To be done:
All of the material should be reproduced exactly, with pictures left out.

Data in this exercise:
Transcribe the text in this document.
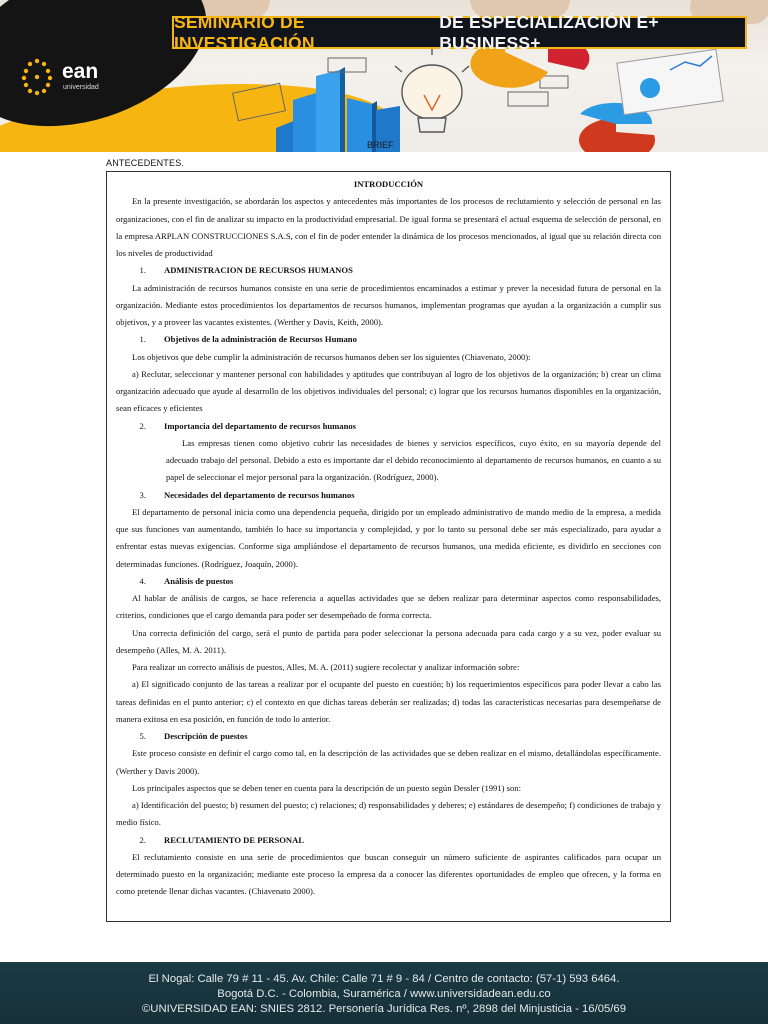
SEMINARIO DE INVESTIGACIÓN
DE ESPECIALIZACIÓN E+ BUSINESS+
ean
universidad
BRIEF
ANTECEDENTES.

INTRODUCCIÓN

En la presente investigación, se abordarán los aspectos y antecedentes más importantes de los procesos de reclutamiento y selección de personal en las organizaciones, con el fin de analizar su impacto en la productividad empresarial. De igual forma se presentará el actual esquema de selección de personal, en la empresa ARPLAN CONSTRUCCIONES S.A.S, con el fin de poder entender la dinámica de los procesos mencionados, al igual que su relación directa con los niveles de productividad

1. ADMINISTRACION DE RECURSOS HUMANOS

La administración de recursos humanos consiste en una serie de procedimientos encaminados a estimar y prever la necesidad futura de personal en la organización. Mediante estos procedimientos los departamentos de recursos humanos, implementan programas que ayudan a la organización a cumplir sus objetivos, y a proveer las vacantes existentes. (Werther y Davis, Keith, 2000).

1. Objetivos de la administración de Recursos Humano

Los objetivos que debe cumplir la administración de recursos humanos deben ser los siguientes (Chiavenato, 2000):

a) Reclutar, seleccionar y mantener personal con habilidades y aptitudes que contribuyan al logro de los objetivos de la organización; b) crear un clima organización adecuado que ayude al desarrollo de los objetivos individuales del personal; c) lograr que los recursos humanos disponibles en la organización, sean eficaces y eficientes

2. Importancia del departamento de recursos humanos

Las empresas tienen como objetivo cubrir las necesidades de bienes y servicios específicos, cuyo éxito, en su mayoría depende del adecuado trabajo del personal. Debido a esto es importante dar el debido reconocimiento al departamento de recursos humanos, en cuanto a su papel de seleccionar el mejor personal para la organización. (Rodríguez, 2000).

3. Necesidades del departamento de recursos humanos

El departamento de personal inicia como una dependencia pequeña, dirigido por un empleado administrativo de mando medio de la empresa, a medida que sus funciones van aumentando, también lo hace su importancia y complejidad, y por lo tanto su personal debe ser más especializado, para ayudar a enfrentar estas nuevas exigencias. Conforme siga ampliándose el departamento de recursos humanos, una medida eficiente, es dividirlo en secciones con determinadas funciones. (Rodríguez, Joaquín, 2000).

4. Análisis de puestos

Al hablar de análisis de cargos, se hace referencia a aquellas actividades que se deben realizar para determinar aspectos como responsabilidades, criterios, condiciones que el cargo demanda para poder ser desempeñado de forma correcta.

Una correcta definición del cargo, será el punto de partida para poder seleccionar la persona adecuada para cada cargo y a su vez, poder evaluar su desempeño (Alles, M. A. 2011).

Para realizar un correcto análisis de puestos, Alles, M. A. (2011) sugiere recolectar y analizar información sobre:

a) El significado conjunto de las tareas a realizar por el ocupante del puesto en cuestión; b) los requerimientos específicos para poder llevar a cabo las tareas definidas en el punto anterior; c) el contexto en que dichas tareas deberán ser realizadas; d) todas las características necesarias para desempeñarse de manera exitosa en esa posición, en función de todo lo anterior.

5. Descripción de puestos

Este proceso consiste en definir el cargo como tal, en la descripción de las actividades que se deben realizar en el mismo, detallándolas específicamente. (Werther y Davis 2000).

Los principales aspectos que se deben tener en cuenta para la descripción de un puesto según Dessler (1991) son:

a) Identificación del puesto; b) resumen del puesto; c) relaciones; d) responsabilidades y deberes; e) estándares de desempeño; f) condiciones de trabajo y medio físico.

2. RECLUTAMIENTO DE PERSONAL

El reclutamiento consiste en una serie de procedimientos que buscan conseguir un número suficiente de aspirantes calificados para ocupar un determinado puesto en la organización; mediante este proceso la empresa da a conocer las diferentes oportunidades de empleo que ofrecen, y la forma en como pretende llenar dichas vacantes. (Chiavenato 2000).

El Nogal: Calle 79 # 11 - 45. Av. Chile: Calle 71 # 9 - 84 / Centro de contacto: (57-1) 593 6464.
Bogotá D.C. - Colombia, Suramérica / www.universidadean.edu.co
©UNIVERSIDAD EAN: SNIES 2812. Personería Jurídica Res. nº, 2898 del Minjusticia - 16/05/69
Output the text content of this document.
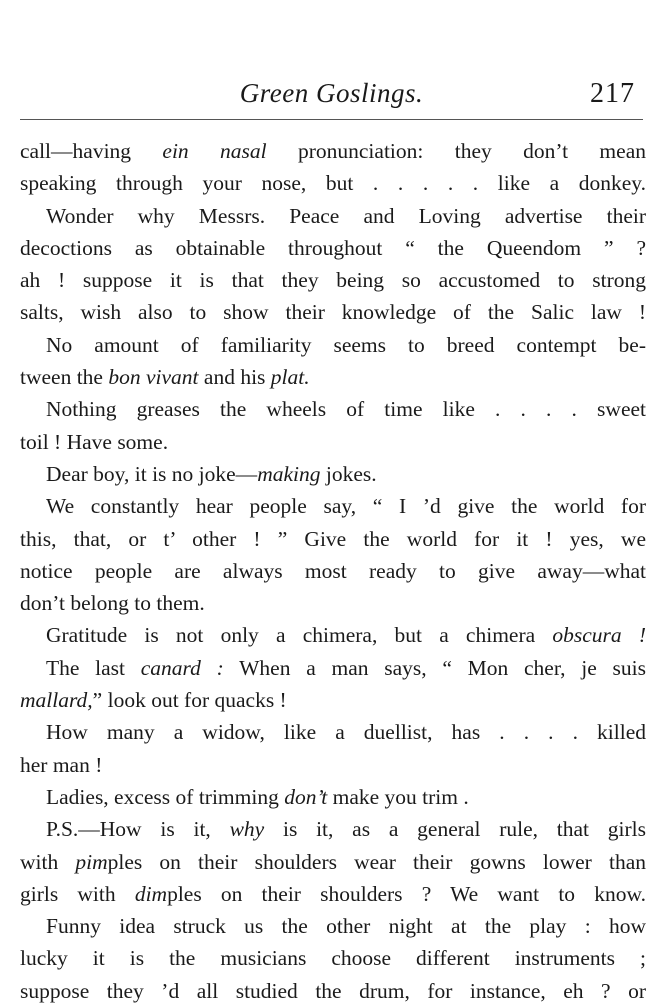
Green Goslings.	217
call—having ein nasal pronunciation: they don’t mean
speaking through your nose, but . . . . . like a donkey.
Wonder why Messrs. Peace and Loving advertise their
decoctions as obtainable throughout “ the Queendom ” ?
ah ! suppose it is that they being so accustomed to strong
salts, wish also to show their knowledge of the Salic law !
No amount of familiarity seems to breed contempt be-
tween the bon vivant and his plat.
Nothing greases the wheels of time like . . . . sweet
toil ! Have some.
Dear boy, it is no joke—making jokes.
We constantly hear people say, “ I ’d give the world for
this, that, or t’ other ! ” Give the world for it ! yes, we
notice people are always most ready to give away—what
don’t belong to them.
Gratitude is not only a chimera, but a chimera obscura !
The last canard : When a man says, “ Mon cher, je suis
mallard,” look out for quacks !
How many a widow, like a duellist, has . . . . killed
her man !
Ladies, excess of trimming don’t make you trim .
P.S.—How is it, why is it, as a general rule, that girls
with pimples on their shoulders wear their gowns lower than
girls with dimples on their shoulders ? We want to know.
Funny idea struck us the other night at the play : how
lucky it is the musicians choose different instruments ;
suppose they ’d all studied the drum, for instance, eh ? or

Result of this exercise:
Transcribe the text in this document.
SEMINARIO DE INVESTIGACIÓN
DE ESPECIALIZACIÓN E+ BUSINESS+
ean
universidad
BRIEF
ANTECEDENTES.

INTRODUCCIÓN

En la presente investigación, se abordarán los aspectos y antecedentes más importantes de los procesos de reclutamiento y selección de personal en las organizaciones, con el fin de analizar su impacto en la productividad empresarial. De igual forma se presentará el actual esquema de selección de personal, en la empresa ARPLAN CONSTRUCCIONES S.A.S, con el fin de poder entender la dinámica de los procesos mencionados, al igual que su relación directa con los niveles de productividad

1. ADMINISTRACION DE RECURSOS HUMANOS

La administración de recursos humanos consiste en una serie de procedimientos encaminados a estimar y prever la necesidad futura de personal en la organización. Mediante estos procedimientos los departamentos de recursos humanos, implementan programas que ayudan a la organización a cumplir sus objetivos, y a proveer las vacantes existentes. (Werther y Davis, Keith, 2000).

1. Objetivos de la administración de Recursos Humano

Los objetivos que debe cumplir la administración de recursos humanos deben ser los siguientes (Chiavenato, 2000):

a) Reclutar, seleccionar y mantener personal con habilidades y aptitudes que contribuyan al logro de los objetivos de la organización; b) crear un clima organización adecuado que ayude al desarrollo de los objetivos individuales del personal; c) lograr que los recursos humanos disponibles en la organización, sean eficaces y eficientes

2. Importancia del departamento de recursos humanos

Las empresas tienen como objetivo cubrir las necesidades de bienes y servicios específicos, cuyo éxito, en su mayoría depende del adecuado trabajo del personal. Debido a esto es importante dar el debido reconocimiento al departamento de recursos humanos, en cuanto a su papel de seleccionar el mejor personal para la organización. (Rodríguez, 2000).

3. Necesidades del departamento de recursos humanos

El departamento de personal inicia como una dependencia pequeña, dirigido por un empleado administrativo de mando medio de la empresa, a medida que sus funciones van aumentando, también lo hace su importancia y complejidad, y por lo tanto su personal debe ser más especializado, para ayudar a enfrentar estas nuevas exigencias. Conforme siga ampliándose el departamento de recursos humanos, una medida eficiente, es dividirlo en secciones con determinadas funciones. (Rodríguez, Joaquín, 2000).

4. Análisis de puestos

Al hablar de análisis de cargos, se hace referencia a aquellas actividades que se deben realizar para determinar aspectos como responsabilidades, criterios, condiciones que el cargo demanda para poder ser desempeñado de forma correcta.

Una correcta definición del cargo, será el punto de partida para poder seleccionar la persona adecuada para cada cargo y a su vez, poder evaluar su desempeño (Alles, M. A. 2011).

Para realizar un correcto análisis de puestos, Alles, M. A. (2011) sugiere recolectar y analizar información sobre:

a) El significado conjunto de las tareas a realizar por el ocupante del puesto en cuestión; b) los requerimientos específicos para poder llevar a cabo las tareas definidas en el punto anterior; c) el contexto en que dichas tareas deberán ser realizadas; d) todas las características necesarias para desempeñarse de manera exitosa en esa posición, en función de todo lo anterior.

5. Descripción de puestos

Este proceso consiste en definir el cargo como tal, en la descripción de las actividades que se deben realizar en el mismo, detallándolas específicamente. (Werther y Davis 2000).

Los principales aspectos que se deben tener en cuenta para la descripción de un puesto según Dessler (1991) son:

a) Identificación del puesto; b) resumen del puesto; c) relaciones; d) responsabilidades y deberes; e) estándares de desempeño; f) condiciones de trabajo y medio físico.

2. RECLUTAMIENTO DE PERSONAL

El reclutamiento consiste en una serie de procedimientos que buscan conseguir un número suficiente de aspirantes calificados para ocupar un determinado puesto en la organización; mediante este proceso la empresa da a conocer las diferentes oportunidades de empleo que ofrecen, y la forma en como pretende llenar dichas vacantes. (Chiavenato 2000).

El Nogal: Calle 79 # 11 - 45. Av. Chile: Calle 71 # 9 - 84 / Centro de contacto: (57-1) 593 6464.
Bogotá D.C. - Colombia, Suramérica / www.universidadean.edu.co
©UNIVERSIDAD EAN: SNIES 2812. Personería Jurídica Res. nº, 2898 del Minjusticia - 16/05/69
Output the text content of this document.
Green Goslings.	217
call—having ein nasal pronunciation: they don’t mean
speaking through your nose, but . . . . . like a donkey.
Wonder why Messrs. Peace and Loving advertise their
decoctions as obtainable throughout “ the Queendom ” ?
ah ! suppose it is that they being so accustomed to strong
salts, wish also to show their knowledge of the Salic law !
No amount of familiarity seems to breed contempt be-
tween the bon vivant and his plat.
Nothing greases the wheels of time like . . . . sweet
toil ! Have some.
Dear boy, it is no joke—making jokes.
We constantly hear people say, “ I ’d give the world for
this, that, or t’ other ! ” Give the world for it ! yes, we
notice people are always most ready to give away—what
don’t belong to them.
Gratitude is not only a chimera, but a chimera obscura !
The last canard : When a man says, “ Mon cher, je suis
mallard,” look out for quacks !
How many a widow, like a duellist, has . . . . killed
her man !
Ladies, excess of trimming don’t make you trim .
P.S.—How is it, why is it, as a general rule, that girls
with pimples on their shoulders wear their gowns lower than
girls with dimples on their shoulders ? We want to know.
Funny idea struck us the other night at the play : how
lucky it is the musicians choose different instruments ;
suppose they ’d all studied the drum, for instance, eh ? or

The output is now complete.